**STATED PROBLEM**
In this exercise, return the whole listing exactly, excluding any images.

**DATA ROWS**
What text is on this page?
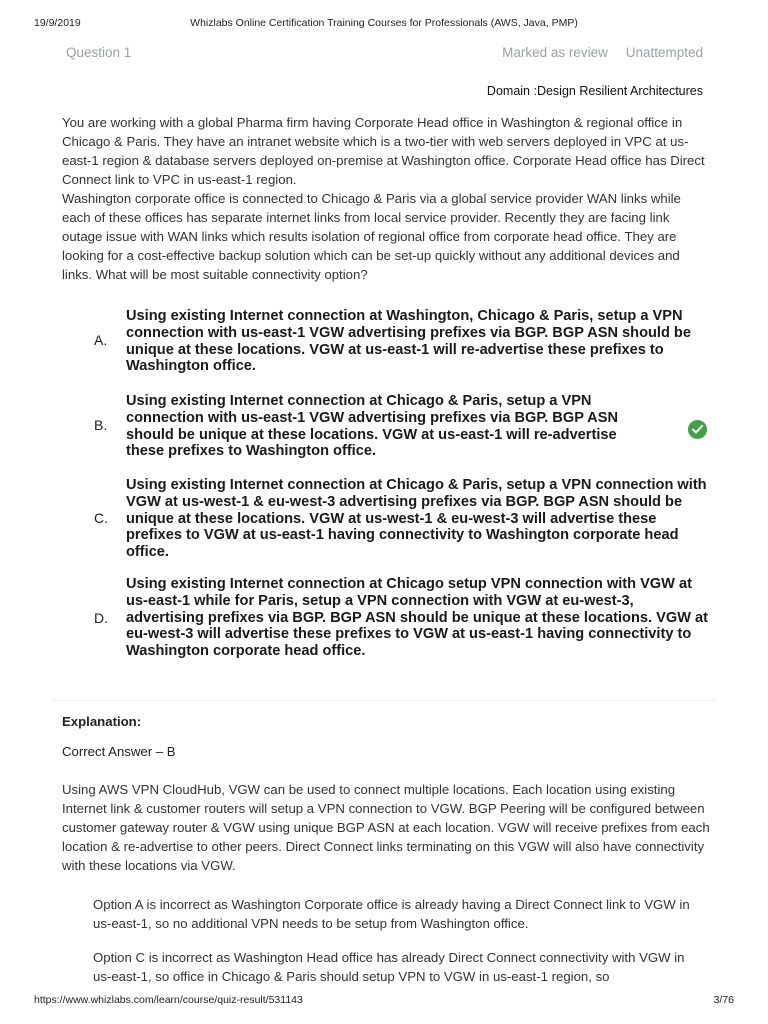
19/9/2019	Whizlabs Online Certification Training Courses for Professionals (AWS, Java, PMP)
Question 1	Marked as review Unattempted
Domain :Design Resilient Architectures

You are working with a global Pharma firm having Corporate Head office in Washington & regional office in Chicago & Paris. They have an intranet website which is a two-tier with web servers deployed in VPC at us-east-1 region & database servers deployed on-premise at Washington office. Corporate Head office has Direct Connect link to VPC in us-east-1 region.

Washington corporate office is connected to Chicago & Paris via a global service provider WAN links while each of these offices has separate internet links from local service provider. Recently they are facing link outage issue with WAN links which results isolation of regional office from corporate head office. They are looking for a cost-effective backup solution which can be set-up quickly without any additional devices and links. What will be most suitable connectivity option?

A.
Using existing Internet connection at Washington, Chicago & Paris, setup a VPN connection with us-east-1 VGW advertising prefixes via BGP. BGP ASN should be unique at these locations. VGW at us-east-1 will re-advertise these prefixes to Washington office.
B.
Using existing Internet connection at Chicago & Paris, setup a VPN connection with us-east-1 VGW advertising prefixes via BGP. BGP ASN should be unique at these locations. VGW at us-east-1 will re-advertise these prefixes to Washington office.
C.
Using existing Internet connection at Chicago & Paris, setup a VPN connection with VGW at us-west-1 & eu-west-3 advertising prefixes via BGP. BGP ASN should be unique at these locations. VGW at us-west-1 & eu-west-3 will advertise these prefixes to VGW at us-east-1 having connectivity to Washington corporate head office.
D.
Using existing Internet connection at Chicago setup VPN connection with VGW at us-east-1 while for Paris, setup a VPN connection with VGW at eu-west-3, advertising prefixes via BGP. BGP ASN should be unique at these locations. VGW at eu-west-3 will advertise these prefixes to VGW at us-east-1 having connectivity to Washington corporate head office.
Explanation:
Correct Answer – B

Using AWS VPN CloudHub, VGW can be used to connect multiple locations. Each location using existing Internet link & customer routers will setup a VPN connection to VGW. BGP Peering will be configured between customer gateway router & VGW using unique BGP ASN at each location. VGW will receive prefixes from each location & re-advertise to other peers. Direct Connect links terminating on this VGW will also have connectivity with these locations via VGW.

Option A is incorrect as Washington Corporate office is already having a Direct Connect link to VGW in us-east-1, so no additional VPN needs to be setup from Washington office.

Option C is incorrect as Washington Head office has already Direct Connect connectivity with VGW in us-east-1, so office in Chicago & Paris should setup VPN to VGW in us-east-1 region, so

https://www.whizlabs.com/learn/course/quiz-result/531143	3/76
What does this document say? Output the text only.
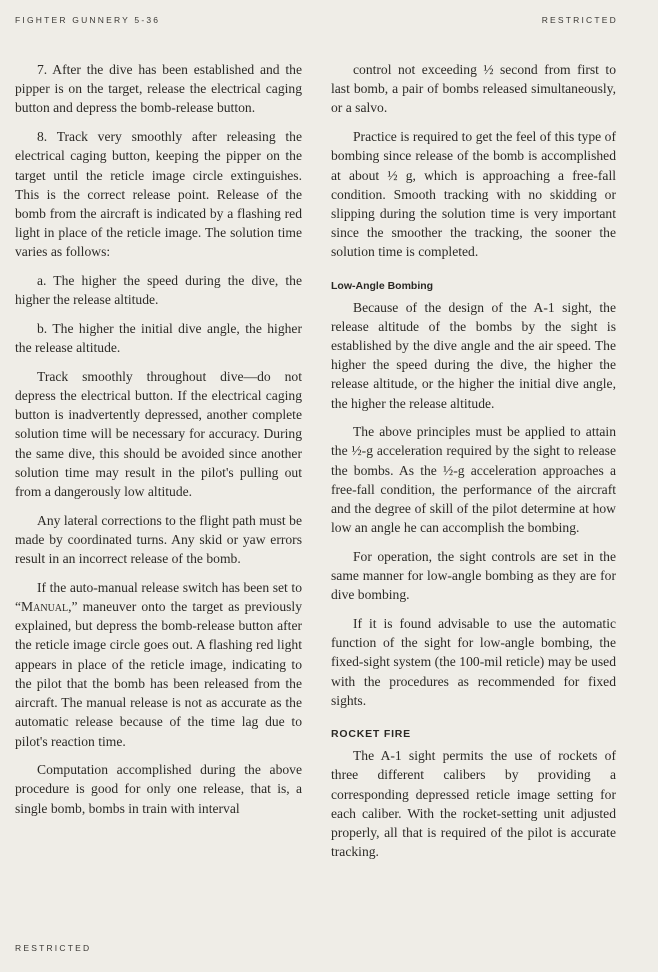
FIGHTER GUNNERY 5-36	RESTRICTED

7. After the dive has been established and the pipper is on the target, release the electrical caging button and depress the bomb-release button.

8. Track very smoothly after releasing the electrical caging button, keeping the pipper on the target until the reticle image circle extinguishes. This is the correct release point. Release of the bomb from the aircraft is indicated by a flashing red light in place of the reticle image. The solution time varies as follows:

a. The higher the speed during the dive, the higher the release altitude.

b. The higher the initial dive angle, the higher the release altitude.

Track smoothly throughout dive—do not depress the electrical button. If the electrical caging button is inadvertently depressed, another complete solution time will be necessary for accuracy. During the same dive, this should be avoided since another solution time may result in the pilot's pulling out from a dangerously low altitude.

Any lateral corrections to the flight path must be made by coordinated turns. Any skid or yaw errors result in an incorrect release of the bomb.

If the auto-manual release switch has been set to “Manual,” maneuver onto the target as previously explained, but depress the bomb-release button after the reticle image circle goes out. A flashing red light appears in place of the reticle image, indicating to the pilot that the bomb has been released from the aircraft. The manual release is not as accurate as the automatic release because of the time lag due to pilot's reaction time.

Computation accomplished during the above procedure is good for only one release, that is, a single bomb, bombs in train with interval

control not exceeding ½ second from first to last bomb, a pair of bombs released simultaneously, or a salvo.

Practice is required to get the feel of this type of bombing since release of the bomb is accomplished at about ½ g, which is approaching a free-fall condition. Smooth tracking with no skidding or slipping during the solution time is very important since the smoother the tracking, the sooner the solution time is completed.

Low-Angle Bombing

Because of the design of the A-1 sight, the release altitude of the bombs by the sight is established by the dive angle and the air speed. The higher the speed during the dive, the higher the release altitude, or the higher the initial dive angle, the higher the release altitude.

The above principles must be applied to attain the ½-g acceleration required by the sight to release the bombs. As the ½-g acceleration approaches a free-fall condition, the performance of the aircraft and the degree of skill of the pilot determine at how low an angle he can accomplish the bombing.

For operation, the sight controls are set in the same manner for low-angle bombing as they are for dive bombing.

If it is found advisable to use the automatic function of the sight for low-angle bombing, the fixed-sight system (the 100-mil reticle) may be used with the procedures as recommended for fixed sights.

ROCKET FIRE

The A-1 sight permits the use of rockets of three different calibers by providing a corresponding depressed reticle image setting for each caliber. With the rocket-setting unit adjusted properly, all that is required of the pilot is accurate tracking.

RESTRICTED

**RESPONSE TO THE TASK**
What text is on this page?
19/9/2019	Whizlabs Online Certification Training Courses for Professionals (AWS, Java, PMP)
Question 1	Marked as review Unattempted
Domain :Design Resilient Architectures

You are working with a global Pharma firm having Corporate Head office in Washington & regional office in Chicago & Paris. They have an intranet website which is a two-tier with web servers deployed in VPC at us-east-1 region & database servers deployed on-premise at Washington office. Corporate Head office has Direct Connect link to VPC in us-east-1 region.

Washington corporate office is connected to Chicago & Paris via a global service provider WAN links while each of these offices has separate internet links from local service provider. Recently they are facing link outage issue with WAN links which results isolation of regional office from corporate head office. They are looking for a cost-effective backup solution which can be set-up quickly without any additional devices and links. What will be most suitable connectivity option?

A.
Using existing Internet connection at Washington, Chicago & Paris, setup a VPN connection with us-east-1 VGW advertising prefixes via BGP. BGP ASN should be unique at these locations. VGW at us-east-1 will re-advertise these prefixes to Washington office.
B.
Using existing Internet connection at Chicago & Paris, setup a VPN connection with us-east-1 VGW advertising prefixes via BGP. BGP ASN should be unique at these locations. VGW at us-east-1 will re-advertise these prefixes to Washington office.
C.
Using existing Internet connection at Chicago & Paris, setup a VPN connection with VGW at us-west-1 & eu-west-3 advertising prefixes via BGP. BGP ASN should be unique at these locations. VGW at us-west-1 & eu-west-3 will advertise these prefixes to VGW at us-east-1 having connectivity to Washington corporate head office.
D.
Using existing Internet connection at Chicago setup VPN connection with VGW at us-east-1 while for Paris, setup a VPN connection with VGW at eu-west-3, advertising prefixes via BGP. BGP ASN should be unique at these locations. VGW at eu-west-3 will advertise these prefixes to VGW at us-east-1 having connectivity to Washington corporate head office.
Explanation:
Correct Answer – B

Using AWS VPN CloudHub, VGW can be used to connect multiple locations. Each location using existing Internet link & customer routers will setup a VPN connection to VGW. BGP Peering will be configured between customer gateway router & VGW using unique BGP ASN at each location. VGW will receive prefixes from each location & re-advertise to other peers. Direct Connect links terminating on this VGW will also have connectivity with these locations via VGW.

Option A is incorrect as Washington Corporate office is already having a Direct Connect link to VGW in us-east-1, so no additional VPN needs to be setup from Washington office.

Option C is incorrect as Washington Head office has already Direct Connect connectivity with VGW in us-east-1, so office in Chicago & Paris should setup VPN to VGW in us-east-1 region, so

https://www.whizlabs.com/learn/course/quiz-result/531143	3/76
What does this document say? Output the text only.
FIGHTER GUNNERY 5-36	RESTRICTED

7. After the dive has been established and the pipper is on the target, release the electrical caging button and depress the bomb-release button.

8. Track very smoothly after releasing the electrical caging button, keeping the pipper on the target until the reticle image circle extinguishes. This is the correct release point. Release of the bomb from the aircraft is indicated by a flashing red light in place of the reticle image. The solution time varies as follows:

a. The higher the speed during the dive, the higher the release altitude.

b. The higher the initial dive angle, the higher the release altitude.

Track smoothly throughout dive—do not depress the electrical button. If the electrical caging button is inadvertently depressed, another complete solution time will be necessary for accuracy. During the same dive, this should be avoided since another solution time may result in the pilot's pulling out from a dangerously low altitude.

Any lateral corrections to the flight path must be made by coordinated turns. Any skid or yaw errors result in an incorrect release of the bomb.

If the auto-manual release switch has been set to “Manual,” maneuver onto the target as previously explained, but depress the bomb-release button after the reticle image circle goes out. A flashing red light appears in place of the reticle image, indicating to the pilot that the bomb has been released from the aircraft. The manual release is not as accurate as the automatic release because of the time lag due to pilot's reaction time.

Computation accomplished during the above procedure is good for only one release, that is, a single bomb, bombs in train with interval

control not exceeding ½ second from first to last bomb, a pair of bombs released simultaneously, or a salvo.

Practice is required to get the feel of this type of bombing since release of the bomb is accomplished at about ½ g, which is approaching a free-fall condition. Smooth tracking with no skidding or slipping during the solution time is very important since the smoother the tracking, the sooner the solution time is completed.

Low-Angle Bombing

Because of the design of the A-1 sight, the release altitude of the bombs by the sight is established by the dive angle and the air speed. The higher the speed during the dive, the higher the release altitude, or the higher the initial dive angle, the higher the release altitude.

The above principles must be applied to attain the ½-g acceleration required by the sight to release the bombs. As the ½-g acceleration approaches a free-fall condition, the performance of the aircraft and the degree of skill of the pilot determine at how low an angle he can accomplish the bombing.

For operation, the sight controls are set in the same manner for low-angle bombing as they are for dive bombing.

If it is found advisable to use the automatic function of the sight for low-angle bombing, the fixed-sight system (the 100-mil reticle) may be used with the procedures as recommended for fixed sights.

ROCKET FIRE

The A-1 sight permits the use of rockets of three different calibers by providing a corresponding depressed reticle image setting for each caliber. With the rocket-setting unit adjusted properly, all that is required of the pilot is accurate tracking.

RESTRICTED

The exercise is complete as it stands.